>> BEGIN Data for processing

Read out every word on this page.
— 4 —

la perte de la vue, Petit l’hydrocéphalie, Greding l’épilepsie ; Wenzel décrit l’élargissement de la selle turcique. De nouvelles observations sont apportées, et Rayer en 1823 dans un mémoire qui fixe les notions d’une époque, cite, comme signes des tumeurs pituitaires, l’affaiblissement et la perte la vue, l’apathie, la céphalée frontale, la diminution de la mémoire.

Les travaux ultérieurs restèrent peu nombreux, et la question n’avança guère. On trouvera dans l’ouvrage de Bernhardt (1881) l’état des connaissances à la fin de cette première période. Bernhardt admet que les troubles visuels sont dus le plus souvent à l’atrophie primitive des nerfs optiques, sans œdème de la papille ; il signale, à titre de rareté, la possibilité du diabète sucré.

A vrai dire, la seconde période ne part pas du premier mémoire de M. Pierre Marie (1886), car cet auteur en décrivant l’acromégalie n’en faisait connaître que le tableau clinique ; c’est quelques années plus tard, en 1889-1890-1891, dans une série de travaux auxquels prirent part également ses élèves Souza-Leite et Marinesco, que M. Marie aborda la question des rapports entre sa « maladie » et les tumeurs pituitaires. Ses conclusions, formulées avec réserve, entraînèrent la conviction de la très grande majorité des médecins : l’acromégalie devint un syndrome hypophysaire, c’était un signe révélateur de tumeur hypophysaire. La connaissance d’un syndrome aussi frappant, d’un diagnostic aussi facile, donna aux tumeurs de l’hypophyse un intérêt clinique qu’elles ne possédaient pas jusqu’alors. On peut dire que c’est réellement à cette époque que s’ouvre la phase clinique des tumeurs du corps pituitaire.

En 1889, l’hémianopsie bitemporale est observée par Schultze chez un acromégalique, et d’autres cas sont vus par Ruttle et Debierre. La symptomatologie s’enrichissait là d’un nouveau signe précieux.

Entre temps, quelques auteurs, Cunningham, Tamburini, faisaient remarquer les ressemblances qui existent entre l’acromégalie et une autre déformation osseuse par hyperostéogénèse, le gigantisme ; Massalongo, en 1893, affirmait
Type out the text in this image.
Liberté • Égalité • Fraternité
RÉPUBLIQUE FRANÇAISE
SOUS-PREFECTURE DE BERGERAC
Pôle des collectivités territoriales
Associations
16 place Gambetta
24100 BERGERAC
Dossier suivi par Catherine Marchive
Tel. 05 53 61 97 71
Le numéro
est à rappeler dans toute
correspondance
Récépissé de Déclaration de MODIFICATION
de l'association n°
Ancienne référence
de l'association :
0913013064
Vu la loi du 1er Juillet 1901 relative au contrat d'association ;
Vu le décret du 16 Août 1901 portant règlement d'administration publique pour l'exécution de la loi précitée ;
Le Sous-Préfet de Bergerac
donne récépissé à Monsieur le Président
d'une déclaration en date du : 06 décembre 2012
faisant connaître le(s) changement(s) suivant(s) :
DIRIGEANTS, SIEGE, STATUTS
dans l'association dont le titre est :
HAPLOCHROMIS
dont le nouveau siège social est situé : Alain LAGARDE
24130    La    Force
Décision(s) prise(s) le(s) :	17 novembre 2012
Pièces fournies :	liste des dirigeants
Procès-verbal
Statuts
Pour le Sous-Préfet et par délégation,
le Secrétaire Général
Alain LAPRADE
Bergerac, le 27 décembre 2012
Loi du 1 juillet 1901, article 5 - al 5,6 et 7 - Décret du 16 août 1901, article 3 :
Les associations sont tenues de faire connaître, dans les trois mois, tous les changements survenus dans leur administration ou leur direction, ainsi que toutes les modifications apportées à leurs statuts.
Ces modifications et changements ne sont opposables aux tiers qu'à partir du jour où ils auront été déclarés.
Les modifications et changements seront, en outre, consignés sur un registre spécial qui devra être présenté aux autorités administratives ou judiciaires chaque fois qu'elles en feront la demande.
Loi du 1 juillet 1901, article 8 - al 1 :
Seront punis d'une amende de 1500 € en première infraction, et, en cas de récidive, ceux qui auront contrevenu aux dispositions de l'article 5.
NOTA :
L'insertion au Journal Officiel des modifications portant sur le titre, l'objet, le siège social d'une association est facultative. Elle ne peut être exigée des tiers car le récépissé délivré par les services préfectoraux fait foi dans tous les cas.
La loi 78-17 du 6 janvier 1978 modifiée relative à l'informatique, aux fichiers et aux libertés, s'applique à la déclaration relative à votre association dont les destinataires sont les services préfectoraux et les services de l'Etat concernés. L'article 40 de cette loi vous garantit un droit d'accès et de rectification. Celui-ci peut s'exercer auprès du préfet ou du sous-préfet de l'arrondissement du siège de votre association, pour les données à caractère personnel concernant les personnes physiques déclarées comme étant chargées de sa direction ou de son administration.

>> END Data for processing

### Exercise instructions
Out of the material above, select every line that holds the string "direction".

### Complete answer
Les associations sont tenues de faire connaître, dans les trois mois, tous les changements survenus dans leur administration ou leur direction, ainsi que toutes les modifications apportées à leurs statuts.
La loi 78-17 du 6 janvier 1978 modifiée relative à l'informatique, aux fichiers et aux libertés, s'applique à la déclaration relative à votre association dont les destinataires sont les services préfectoraux et les services de l'Etat concernés. L'article 40 de cette loi vous garantit un droit d'accès et de rectification. Celui-ci peut s'exercer auprès du préfet ou du sous-préfet de l'arrondissement du siège de votre association, pour les données à caractère personnel concernant les personnes physiques déclarées comme étant chargées de sa direction ou de son administration.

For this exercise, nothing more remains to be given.